┌─ Records for the exercise
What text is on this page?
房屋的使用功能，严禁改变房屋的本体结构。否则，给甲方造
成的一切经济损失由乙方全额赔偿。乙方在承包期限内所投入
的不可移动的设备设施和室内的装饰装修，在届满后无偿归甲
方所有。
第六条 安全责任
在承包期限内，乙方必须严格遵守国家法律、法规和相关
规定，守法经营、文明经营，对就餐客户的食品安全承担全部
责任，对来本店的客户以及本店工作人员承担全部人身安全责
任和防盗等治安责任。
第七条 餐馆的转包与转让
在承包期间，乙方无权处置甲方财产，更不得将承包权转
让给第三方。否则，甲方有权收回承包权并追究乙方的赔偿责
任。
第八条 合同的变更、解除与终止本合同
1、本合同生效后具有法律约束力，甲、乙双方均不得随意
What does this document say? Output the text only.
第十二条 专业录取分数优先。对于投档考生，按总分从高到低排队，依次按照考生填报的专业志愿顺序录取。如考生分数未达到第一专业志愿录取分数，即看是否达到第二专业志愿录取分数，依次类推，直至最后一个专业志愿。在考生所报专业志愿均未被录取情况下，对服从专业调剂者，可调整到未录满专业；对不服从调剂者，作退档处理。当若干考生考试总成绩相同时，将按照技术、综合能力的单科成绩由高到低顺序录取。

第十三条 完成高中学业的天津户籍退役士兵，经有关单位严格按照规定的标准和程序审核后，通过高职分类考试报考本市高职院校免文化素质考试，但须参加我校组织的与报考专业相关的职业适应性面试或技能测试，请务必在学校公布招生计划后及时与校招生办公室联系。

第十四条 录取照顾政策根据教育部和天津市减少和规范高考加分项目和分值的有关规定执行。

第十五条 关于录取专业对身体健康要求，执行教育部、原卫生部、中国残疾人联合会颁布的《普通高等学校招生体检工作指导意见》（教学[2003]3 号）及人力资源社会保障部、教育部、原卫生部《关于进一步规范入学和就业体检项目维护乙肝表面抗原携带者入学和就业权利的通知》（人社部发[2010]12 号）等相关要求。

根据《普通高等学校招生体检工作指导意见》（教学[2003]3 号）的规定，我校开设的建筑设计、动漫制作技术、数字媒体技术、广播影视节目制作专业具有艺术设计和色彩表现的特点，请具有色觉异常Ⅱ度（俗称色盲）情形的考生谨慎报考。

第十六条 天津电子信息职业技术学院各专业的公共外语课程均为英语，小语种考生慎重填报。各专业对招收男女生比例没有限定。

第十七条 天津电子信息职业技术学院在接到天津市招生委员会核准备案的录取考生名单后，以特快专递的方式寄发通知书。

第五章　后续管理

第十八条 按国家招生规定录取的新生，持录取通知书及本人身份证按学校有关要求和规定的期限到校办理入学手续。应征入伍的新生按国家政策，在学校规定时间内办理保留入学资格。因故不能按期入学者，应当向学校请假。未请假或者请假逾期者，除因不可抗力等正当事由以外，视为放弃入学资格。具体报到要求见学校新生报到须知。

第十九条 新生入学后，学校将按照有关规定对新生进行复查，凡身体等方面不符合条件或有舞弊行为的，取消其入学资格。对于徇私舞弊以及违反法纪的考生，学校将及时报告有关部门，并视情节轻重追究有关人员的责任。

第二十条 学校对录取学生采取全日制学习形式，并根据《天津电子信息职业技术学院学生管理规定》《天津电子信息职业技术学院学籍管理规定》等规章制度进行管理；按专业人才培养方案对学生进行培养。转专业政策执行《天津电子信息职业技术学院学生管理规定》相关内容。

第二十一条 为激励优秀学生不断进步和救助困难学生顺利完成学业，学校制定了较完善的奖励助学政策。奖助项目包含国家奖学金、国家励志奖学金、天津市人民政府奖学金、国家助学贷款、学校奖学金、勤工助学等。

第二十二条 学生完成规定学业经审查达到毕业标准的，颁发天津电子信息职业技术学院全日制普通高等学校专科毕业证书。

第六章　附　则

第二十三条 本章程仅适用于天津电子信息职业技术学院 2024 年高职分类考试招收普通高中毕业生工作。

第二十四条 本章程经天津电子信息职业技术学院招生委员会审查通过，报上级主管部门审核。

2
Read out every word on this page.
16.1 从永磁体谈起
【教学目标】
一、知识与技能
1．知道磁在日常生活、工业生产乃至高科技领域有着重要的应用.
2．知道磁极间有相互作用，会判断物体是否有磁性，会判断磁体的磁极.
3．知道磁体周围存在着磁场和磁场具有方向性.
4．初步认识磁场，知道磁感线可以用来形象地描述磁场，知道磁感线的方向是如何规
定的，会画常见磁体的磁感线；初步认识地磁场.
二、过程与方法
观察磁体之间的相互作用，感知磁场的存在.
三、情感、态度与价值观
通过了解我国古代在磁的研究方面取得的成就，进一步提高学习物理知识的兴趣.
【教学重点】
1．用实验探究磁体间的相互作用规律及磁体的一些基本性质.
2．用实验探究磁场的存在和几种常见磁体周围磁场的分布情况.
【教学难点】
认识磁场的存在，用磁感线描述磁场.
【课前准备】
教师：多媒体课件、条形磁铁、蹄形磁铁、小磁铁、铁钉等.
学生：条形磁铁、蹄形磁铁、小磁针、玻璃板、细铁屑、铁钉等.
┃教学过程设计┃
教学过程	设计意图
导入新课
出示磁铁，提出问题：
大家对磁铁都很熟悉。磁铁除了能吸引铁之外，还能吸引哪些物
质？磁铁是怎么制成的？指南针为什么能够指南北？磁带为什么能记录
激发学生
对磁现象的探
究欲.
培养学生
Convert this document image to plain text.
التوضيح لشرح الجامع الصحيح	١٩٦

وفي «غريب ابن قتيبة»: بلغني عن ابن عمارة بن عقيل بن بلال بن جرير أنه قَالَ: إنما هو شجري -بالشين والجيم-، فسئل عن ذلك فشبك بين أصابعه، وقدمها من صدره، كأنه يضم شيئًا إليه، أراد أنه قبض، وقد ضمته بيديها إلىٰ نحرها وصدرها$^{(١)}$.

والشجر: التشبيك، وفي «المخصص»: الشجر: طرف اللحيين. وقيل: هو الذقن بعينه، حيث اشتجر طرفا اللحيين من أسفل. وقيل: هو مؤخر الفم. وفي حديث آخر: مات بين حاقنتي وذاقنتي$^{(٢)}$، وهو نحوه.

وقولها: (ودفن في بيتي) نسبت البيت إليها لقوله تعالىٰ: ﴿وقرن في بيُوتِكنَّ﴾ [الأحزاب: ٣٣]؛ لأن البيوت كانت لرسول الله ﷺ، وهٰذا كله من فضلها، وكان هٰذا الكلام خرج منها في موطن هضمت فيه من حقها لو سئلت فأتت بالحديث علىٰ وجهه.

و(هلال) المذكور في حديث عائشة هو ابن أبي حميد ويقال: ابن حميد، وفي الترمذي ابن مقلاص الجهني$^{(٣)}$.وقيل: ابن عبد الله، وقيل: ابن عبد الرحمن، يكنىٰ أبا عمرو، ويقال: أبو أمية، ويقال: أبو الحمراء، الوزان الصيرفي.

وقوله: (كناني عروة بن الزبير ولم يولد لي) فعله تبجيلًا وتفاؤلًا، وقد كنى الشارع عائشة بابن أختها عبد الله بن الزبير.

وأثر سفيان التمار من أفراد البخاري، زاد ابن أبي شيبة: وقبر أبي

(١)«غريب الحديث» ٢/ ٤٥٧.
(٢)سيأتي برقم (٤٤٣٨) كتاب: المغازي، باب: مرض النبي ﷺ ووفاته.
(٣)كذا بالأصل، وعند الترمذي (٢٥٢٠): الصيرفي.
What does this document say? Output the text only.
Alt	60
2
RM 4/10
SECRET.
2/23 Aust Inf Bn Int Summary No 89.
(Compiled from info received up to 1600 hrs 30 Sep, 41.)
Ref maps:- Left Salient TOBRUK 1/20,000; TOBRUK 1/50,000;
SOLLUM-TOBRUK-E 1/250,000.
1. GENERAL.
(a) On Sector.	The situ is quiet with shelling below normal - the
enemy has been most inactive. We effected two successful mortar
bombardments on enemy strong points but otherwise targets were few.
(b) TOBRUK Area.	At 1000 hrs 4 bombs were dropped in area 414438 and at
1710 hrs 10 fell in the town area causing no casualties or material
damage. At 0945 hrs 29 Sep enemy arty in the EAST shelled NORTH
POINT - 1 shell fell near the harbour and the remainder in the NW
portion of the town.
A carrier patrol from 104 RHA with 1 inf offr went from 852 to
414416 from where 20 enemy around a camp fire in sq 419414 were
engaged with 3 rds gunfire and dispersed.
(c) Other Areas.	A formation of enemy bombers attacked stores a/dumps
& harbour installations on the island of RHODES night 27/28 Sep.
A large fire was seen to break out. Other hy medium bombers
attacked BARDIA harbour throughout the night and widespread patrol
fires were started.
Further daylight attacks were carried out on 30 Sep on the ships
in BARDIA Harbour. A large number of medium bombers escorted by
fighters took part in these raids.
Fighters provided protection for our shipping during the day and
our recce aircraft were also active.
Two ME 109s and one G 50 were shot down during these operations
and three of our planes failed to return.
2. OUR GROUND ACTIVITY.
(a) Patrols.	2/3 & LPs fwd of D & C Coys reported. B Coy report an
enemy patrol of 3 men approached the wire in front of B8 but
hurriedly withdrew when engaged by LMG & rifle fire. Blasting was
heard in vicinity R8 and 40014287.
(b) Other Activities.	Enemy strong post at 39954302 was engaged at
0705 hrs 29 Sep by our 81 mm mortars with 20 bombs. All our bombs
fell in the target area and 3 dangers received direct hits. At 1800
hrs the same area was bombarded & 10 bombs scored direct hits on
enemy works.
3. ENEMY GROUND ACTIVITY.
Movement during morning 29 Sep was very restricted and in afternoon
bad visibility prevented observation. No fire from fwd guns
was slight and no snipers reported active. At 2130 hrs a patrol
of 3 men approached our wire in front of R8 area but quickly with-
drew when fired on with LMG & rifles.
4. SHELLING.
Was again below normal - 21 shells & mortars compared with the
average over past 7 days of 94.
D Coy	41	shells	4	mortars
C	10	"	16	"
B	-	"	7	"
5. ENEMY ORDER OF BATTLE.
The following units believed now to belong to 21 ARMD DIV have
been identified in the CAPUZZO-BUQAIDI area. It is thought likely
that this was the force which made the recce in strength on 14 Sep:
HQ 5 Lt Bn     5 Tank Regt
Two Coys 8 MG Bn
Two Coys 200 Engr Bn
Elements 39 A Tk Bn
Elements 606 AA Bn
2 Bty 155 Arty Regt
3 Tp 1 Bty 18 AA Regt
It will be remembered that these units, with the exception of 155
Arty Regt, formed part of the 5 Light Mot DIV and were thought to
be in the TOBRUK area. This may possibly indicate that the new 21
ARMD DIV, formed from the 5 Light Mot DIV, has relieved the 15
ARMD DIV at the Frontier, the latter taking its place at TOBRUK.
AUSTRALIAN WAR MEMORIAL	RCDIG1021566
└─
Your objective: Copy each line holding the word "been" from the listing above.

Response to this exercise:
enemy has been most inactive. We effected two successful mortar
been identified in the CAPUZZO-BUQAIDI area. It is thought likely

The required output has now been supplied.